**** PROVIDED ENTRIES ****

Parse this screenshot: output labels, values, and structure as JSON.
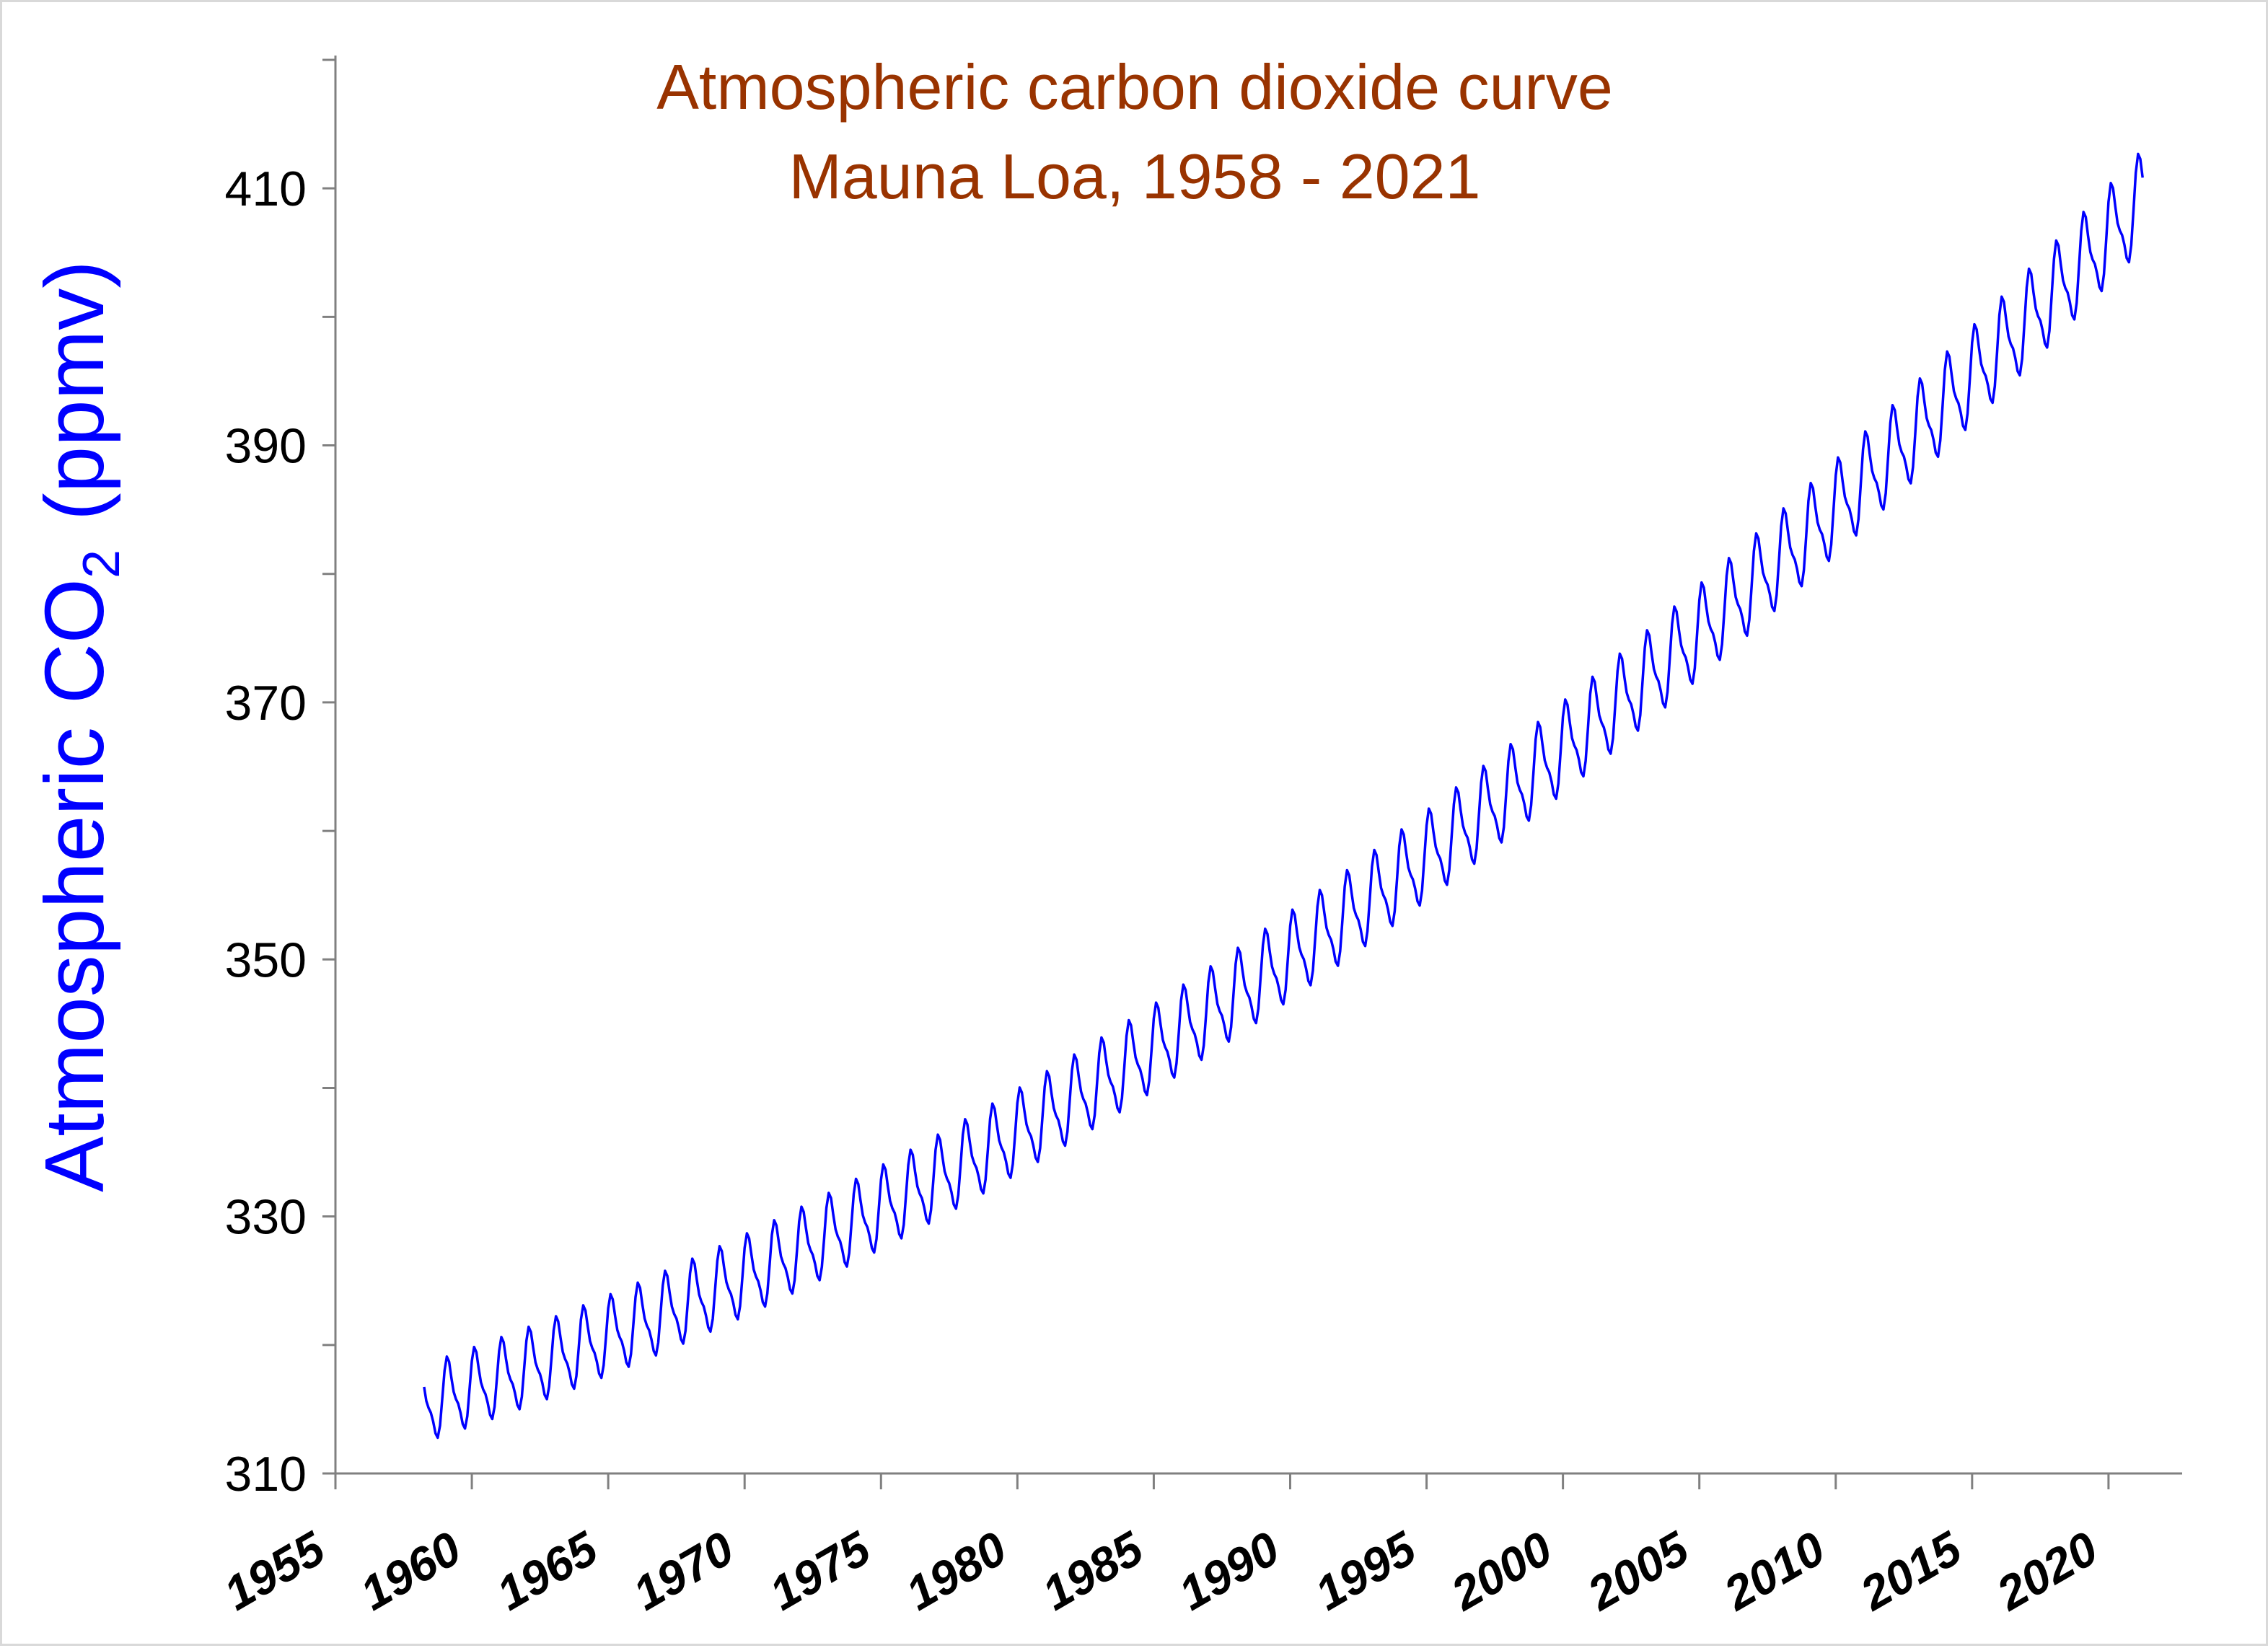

****
**** PROVIDED ENTRIES ****

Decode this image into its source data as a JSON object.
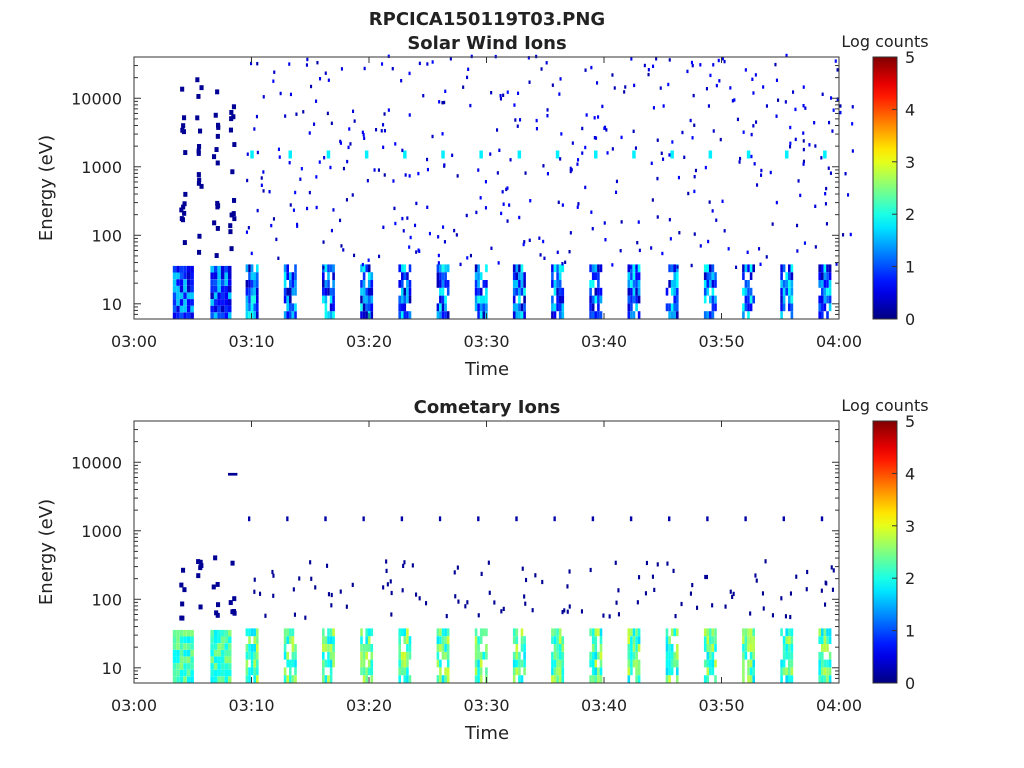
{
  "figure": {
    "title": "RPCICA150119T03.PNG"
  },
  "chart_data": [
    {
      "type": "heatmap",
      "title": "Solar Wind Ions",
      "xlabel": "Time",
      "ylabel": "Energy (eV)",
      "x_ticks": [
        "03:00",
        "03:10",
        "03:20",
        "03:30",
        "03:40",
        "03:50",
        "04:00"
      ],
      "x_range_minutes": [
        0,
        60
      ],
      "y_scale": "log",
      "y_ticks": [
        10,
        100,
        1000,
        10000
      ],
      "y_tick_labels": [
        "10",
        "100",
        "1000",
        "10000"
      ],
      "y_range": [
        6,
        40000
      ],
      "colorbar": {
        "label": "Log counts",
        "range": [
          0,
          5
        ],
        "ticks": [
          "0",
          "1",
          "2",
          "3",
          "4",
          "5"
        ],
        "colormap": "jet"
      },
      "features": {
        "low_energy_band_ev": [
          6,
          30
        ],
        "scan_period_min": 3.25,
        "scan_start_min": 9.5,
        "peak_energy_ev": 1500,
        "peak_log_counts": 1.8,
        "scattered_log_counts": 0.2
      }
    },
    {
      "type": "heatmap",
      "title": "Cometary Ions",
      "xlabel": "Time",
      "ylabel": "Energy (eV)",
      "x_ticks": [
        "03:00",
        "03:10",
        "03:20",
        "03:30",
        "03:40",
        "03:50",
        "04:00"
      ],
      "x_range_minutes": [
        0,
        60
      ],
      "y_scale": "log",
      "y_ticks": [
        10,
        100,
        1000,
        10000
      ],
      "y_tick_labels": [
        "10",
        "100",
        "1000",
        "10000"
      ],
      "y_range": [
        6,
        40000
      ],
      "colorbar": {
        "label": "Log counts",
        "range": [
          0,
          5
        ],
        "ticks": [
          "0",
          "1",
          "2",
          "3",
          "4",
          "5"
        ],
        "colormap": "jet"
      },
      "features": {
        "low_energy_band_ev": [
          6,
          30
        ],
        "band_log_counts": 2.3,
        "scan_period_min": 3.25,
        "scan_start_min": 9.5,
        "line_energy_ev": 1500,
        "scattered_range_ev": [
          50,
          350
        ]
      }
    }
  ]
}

****
**** PROVIDED ENTRIES ****

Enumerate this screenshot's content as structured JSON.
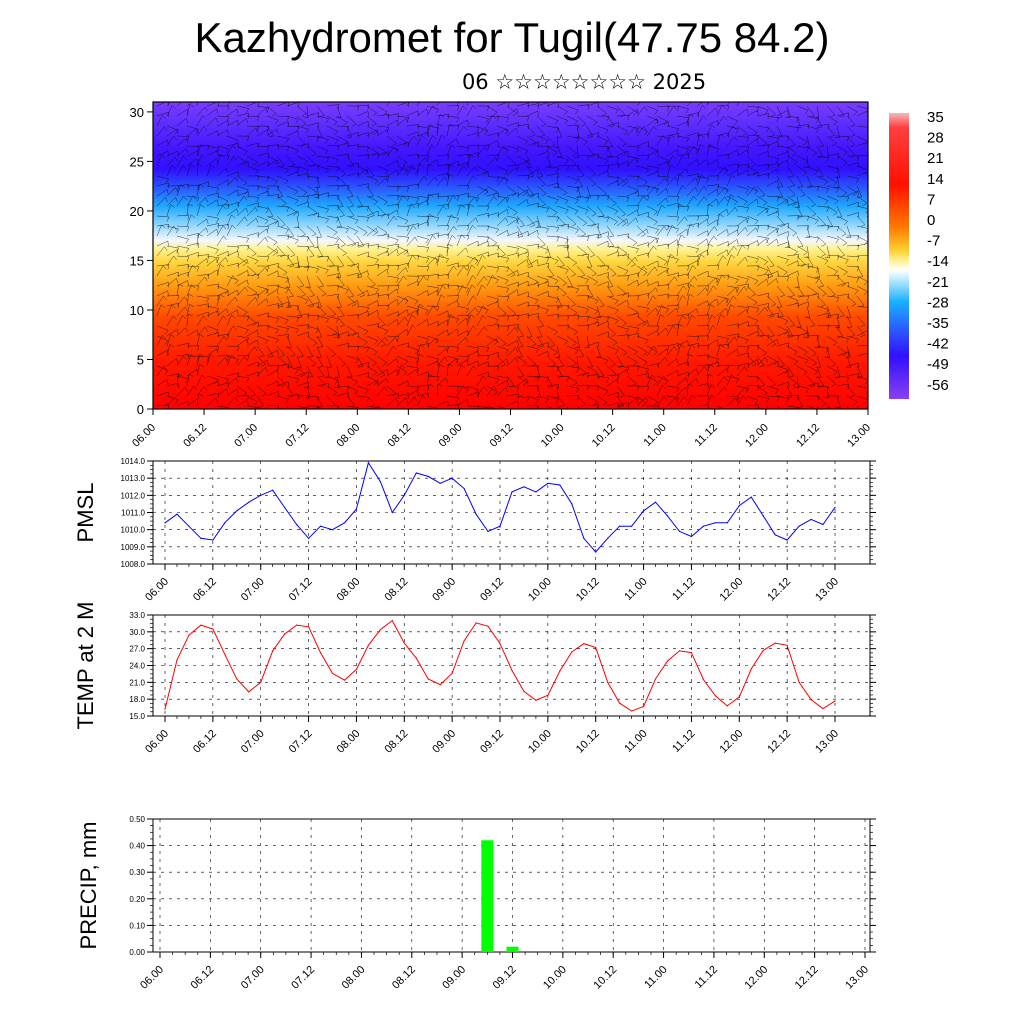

****

Identify all lines where the word "screenshot" shows up. Copy them.

Parse this screenshot: output labels, values, and structure as JSON.
Enumerate this screenshot's content as structured JSON.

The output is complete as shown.